— Exercise —
Return the listing below unchanged, minus its pictures.

Items from a figure collection:
________________________________________

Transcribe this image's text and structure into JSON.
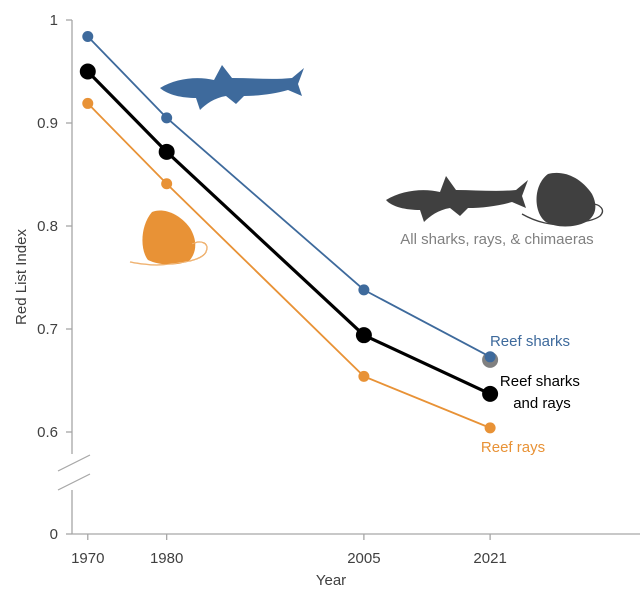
{
  "chart_data": {
    "type": "line",
    "xlabel": "Year",
    "ylabel": "Red List Index",
    "x": [
      1970,
      1980,
      2005,
      2021
    ],
    "x_ticks": [
      "1970",
      "1980",
      "2005",
      "2021"
    ],
    "xlim": [
      1968,
      2040
    ],
    "y_ticks": [
      "0",
      "0.6",
      "0.7",
      "0.8",
      "0.9",
      "1"
    ],
    "ylim_upper": [
      0.6,
      1.0
    ],
    "axis_break": "between 0 and 0.6",
    "grid": false,
    "series": [
      {
        "name": "Reef sharks",
        "values": [
          0.984,
          0.905,
          0.738,
          0.673
        ],
        "color": "#3e6a9c"
      },
      {
        "name": "Reef sharks and rays",
        "label_lines": [
          "Reef sharks",
          "and rays"
        ],
        "values": [
          0.95,
          0.872,
          0.694,
          0.637
        ],
        "color": "#000000"
      },
      {
        "name": "Reef rays",
        "values": [
          0.919,
          0.841,
          0.654,
          0.604
        ],
        "color": "#e89236"
      }
    ],
    "reference_point": {
      "name": "All sharks, rays, & chimaeras",
      "x": 2021,
      "y": 0.67,
      "color": "#808080"
    },
    "icons": [
      "blue-shark-icon",
      "orange-ray-icon",
      "dark-shark-icon",
      "dark-ray-icon"
    ]
  }
}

________________________________________

— Output for this task —
Transcribe this image's text and structure into JSON.
{
  "chart_data": {
    "type": "line",
    "xlabel": "Year",
    "ylabel": "Red List Index",
    "x": [
      1970,
      1980,
      2005,
      2021
    ],
    "x_ticks": [
      "1970",
      "1980",
      "2005",
      "2021"
    ],
    "xlim": [
      1968,
      2040
    ],
    "y_ticks": [
      "0",
      "0.6",
      "0.7",
      "0.8",
      "0.9",
      "1"
    ],
    "ylim_upper": [
      0.6,
      1.0
    ],
    "axis_break": "between 0 and 0.6",
    "grid": false,
    "series": [
      {
        "name": "Reef sharks",
        "values": [
          0.984,
          0.905,
          0.738,
          0.673
        ],
        "color": "#3e6a9c"
      },
      {
        "name": "Reef sharks and rays",
        "label_lines": [
          "Reef sharks",
          "and rays"
        ],
        "values": [
          0.95,
          0.872,
          0.694,
          0.637
        ],
        "color": "#000000"
      },
      {
        "name": "Reef rays",
        "values": [
          0.919,
          0.841,
          0.654,
          0.604
        ],
        "color": "#e89236"
      }
    ],
    "reference_point": {
      "name": "All sharks, rays, & chimaeras",
      "x": 2021,
      "y": 0.67,
      "color": "#808080"
    },
    "icons": [
      "blue-shark-icon",
      "orange-ray-icon",
      "dark-shark-icon",
      "dark-ray-icon"
    ]
  }
}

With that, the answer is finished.